- **Objective**
Restate the whole listing word for word. Pictures are left out.

[Excerpt from a dataset]

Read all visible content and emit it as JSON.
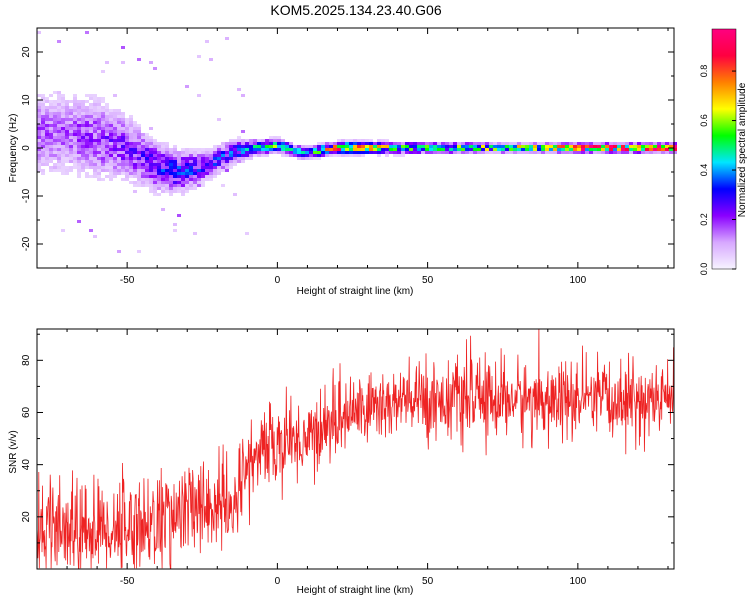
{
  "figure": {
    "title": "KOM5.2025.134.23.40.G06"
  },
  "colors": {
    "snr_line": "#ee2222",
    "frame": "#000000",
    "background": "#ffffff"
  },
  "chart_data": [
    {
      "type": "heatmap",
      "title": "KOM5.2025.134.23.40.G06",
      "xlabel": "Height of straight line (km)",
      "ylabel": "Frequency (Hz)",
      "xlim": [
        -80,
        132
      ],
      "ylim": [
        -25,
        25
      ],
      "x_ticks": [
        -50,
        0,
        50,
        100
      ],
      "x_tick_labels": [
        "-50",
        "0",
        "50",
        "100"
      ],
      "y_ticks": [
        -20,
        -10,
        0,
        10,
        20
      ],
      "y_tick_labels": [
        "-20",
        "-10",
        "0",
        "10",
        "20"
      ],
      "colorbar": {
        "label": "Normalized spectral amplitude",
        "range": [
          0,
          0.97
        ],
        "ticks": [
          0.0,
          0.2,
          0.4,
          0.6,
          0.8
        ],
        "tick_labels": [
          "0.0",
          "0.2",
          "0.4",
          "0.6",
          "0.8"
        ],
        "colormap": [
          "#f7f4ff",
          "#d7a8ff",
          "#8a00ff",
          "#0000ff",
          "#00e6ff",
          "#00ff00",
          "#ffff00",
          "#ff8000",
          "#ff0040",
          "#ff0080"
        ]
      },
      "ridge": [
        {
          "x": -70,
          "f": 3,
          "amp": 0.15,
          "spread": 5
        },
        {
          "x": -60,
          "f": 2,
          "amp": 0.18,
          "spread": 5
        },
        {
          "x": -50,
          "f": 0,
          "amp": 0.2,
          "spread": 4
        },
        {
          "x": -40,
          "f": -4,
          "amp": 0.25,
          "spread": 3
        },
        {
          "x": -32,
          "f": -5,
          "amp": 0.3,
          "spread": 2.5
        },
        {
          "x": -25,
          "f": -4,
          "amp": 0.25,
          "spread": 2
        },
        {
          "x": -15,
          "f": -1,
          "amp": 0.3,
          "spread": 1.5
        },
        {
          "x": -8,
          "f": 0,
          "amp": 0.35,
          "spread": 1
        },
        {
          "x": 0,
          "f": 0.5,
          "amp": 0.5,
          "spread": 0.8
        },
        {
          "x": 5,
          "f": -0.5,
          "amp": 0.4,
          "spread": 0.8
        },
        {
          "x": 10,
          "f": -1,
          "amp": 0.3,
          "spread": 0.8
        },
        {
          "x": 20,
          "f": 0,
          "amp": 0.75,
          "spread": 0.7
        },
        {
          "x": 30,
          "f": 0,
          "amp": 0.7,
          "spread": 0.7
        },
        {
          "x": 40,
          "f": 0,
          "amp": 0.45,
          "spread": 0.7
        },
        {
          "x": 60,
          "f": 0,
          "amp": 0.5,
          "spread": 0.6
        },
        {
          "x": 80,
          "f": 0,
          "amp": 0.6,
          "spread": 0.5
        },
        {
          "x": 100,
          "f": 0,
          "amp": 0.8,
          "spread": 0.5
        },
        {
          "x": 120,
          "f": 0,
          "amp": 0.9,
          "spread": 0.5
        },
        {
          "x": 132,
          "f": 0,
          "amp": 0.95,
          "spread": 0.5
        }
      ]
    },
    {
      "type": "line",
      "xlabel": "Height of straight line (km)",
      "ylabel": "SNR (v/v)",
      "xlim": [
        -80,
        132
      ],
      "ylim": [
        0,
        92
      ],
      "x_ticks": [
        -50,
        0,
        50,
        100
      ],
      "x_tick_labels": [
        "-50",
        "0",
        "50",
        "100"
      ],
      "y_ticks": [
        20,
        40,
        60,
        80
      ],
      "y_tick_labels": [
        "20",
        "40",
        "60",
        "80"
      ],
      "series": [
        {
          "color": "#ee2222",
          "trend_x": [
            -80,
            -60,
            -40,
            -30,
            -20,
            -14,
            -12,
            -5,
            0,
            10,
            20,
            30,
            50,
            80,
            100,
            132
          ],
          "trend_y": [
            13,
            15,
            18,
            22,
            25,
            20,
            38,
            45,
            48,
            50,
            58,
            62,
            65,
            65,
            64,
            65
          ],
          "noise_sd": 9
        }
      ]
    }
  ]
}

- **Result of this task**
Read all visible content and emit it as JSON.
{
  "figure": {
    "title": "KOM5.2025.134.23.40.G06"
  },
  "colors": {
    "snr_line": "#ee2222",
    "frame": "#000000",
    "background": "#ffffff"
  },
  "chart_data": [
    {
      "type": "heatmap",
      "title": "KOM5.2025.134.23.40.G06",
      "xlabel": "Height of straight line (km)",
      "ylabel": "Frequency (Hz)",
      "xlim": [
        -80,
        132
      ],
      "ylim": [
        -25,
        25
      ],
      "x_ticks": [
        -50,
        0,
        50,
        100
      ],
      "x_tick_labels": [
        "-50",
        "0",
        "50",
        "100"
      ],
      "y_ticks": [
        -20,
        -10,
        0,
        10,
        20
      ],
      "y_tick_labels": [
        "-20",
        "-10",
        "0",
        "10",
        "20"
      ],
      "colorbar": {
        "label": "Normalized spectral amplitude",
        "range": [
          0,
          0.97
        ],
        "ticks": [
          0.0,
          0.2,
          0.4,
          0.6,
          0.8
        ],
        "tick_labels": [
          "0.0",
          "0.2",
          "0.4",
          "0.6",
          "0.8"
        ],
        "colormap": [
          "#f7f4ff",
          "#d7a8ff",
          "#8a00ff",
          "#0000ff",
          "#00e6ff",
          "#00ff00",
          "#ffff00",
          "#ff8000",
          "#ff0040",
          "#ff0080"
        ]
      },
      "ridge": [
        {
          "x": -70,
          "f": 3,
          "amp": 0.15,
          "spread": 5
        },
        {
          "x": -60,
          "f": 2,
          "amp": 0.18,
          "spread": 5
        },
        {
          "x": -50,
          "f": 0,
          "amp": 0.2,
          "spread": 4
        },
        {
          "x": -40,
          "f": -4,
          "amp": 0.25,
          "spread": 3
        },
        {
          "x": -32,
          "f": -5,
          "amp": 0.3,
          "spread": 2.5
        },
        {
          "x": -25,
          "f": -4,
          "amp": 0.25,
          "spread": 2
        },
        {
          "x": -15,
          "f": -1,
          "amp": 0.3,
          "spread": 1.5
        },
        {
          "x": -8,
          "f": 0,
          "amp": 0.35,
          "spread": 1
        },
        {
          "x": 0,
          "f": 0.5,
          "amp": 0.5,
          "spread": 0.8
        },
        {
          "x": 5,
          "f": -0.5,
          "amp": 0.4,
          "spread": 0.8
        },
        {
          "x": 10,
          "f": -1,
          "amp": 0.3,
          "spread": 0.8
        },
        {
          "x": 20,
          "f": 0,
          "amp": 0.75,
          "spread": 0.7
        },
        {
          "x": 30,
          "f": 0,
          "amp": 0.7,
          "spread": 0.7
        },
        {
          "x": 40,
          "f": 0,
          "amp": 0.45,
          "spread": 0.7
        },
        {
          "x": 60,
          "f": 0,
          "amp": 0.5,
          "spread": 0.6
        },
        {
          "x": 80,
          "f": 0,
          "amp": 0.6,
          "spread": 0.5
        },
        {
          "x": 100,
          "f": 0,
          "amp": 0.8,
          "spread": 0.5
        },
        {
          "x": 120,
          "f": 0,
          "amp": 0.9,
          "spread": 0.5
        },
        {
          "x": 132,
          "f": 0,
          "amp": 0.95,
          "spread": 0.5
        }
      ]
    },
    {
      "type": "line",
      "xlabel": "Height of straight line (km)",
      "ylabel": "SNR (v/v)",
      "xlim": [
        -80,
        132
      ],
      "ylim": [
        0,
        92
      ],
      "x_ticks": [
        -50,
        0,
        50,
        100
      ],
      "x_tick_labels": [
        "-50",
        "0",
        "50",
        "100"
      ],
      "y_ticks": [
        20,
        40,
        60,
        80
      ],
      "y_tick_labels": [
        "20",
        "40",
        "60",
        "80"
      ],
      "series": [
        {
          "color": "#ee2222",
          "trend_x": [
            -80,
            -60,
            -40,
            -30,
            -20,
            -14,
            -12,
            -5,
            0,
            10,
            20,
            30,
            50,
            80,
            100,
            132
          ],
          "trend_y": [
            13,
            15,
            18,
            22,
            25,
            20,
            38,
            45,
            48,
            50,
            58,
            62,
            65,
            65,
            64,
            65
          ],
          "noise_sd": 9
        }
      ]
    }
  ]
}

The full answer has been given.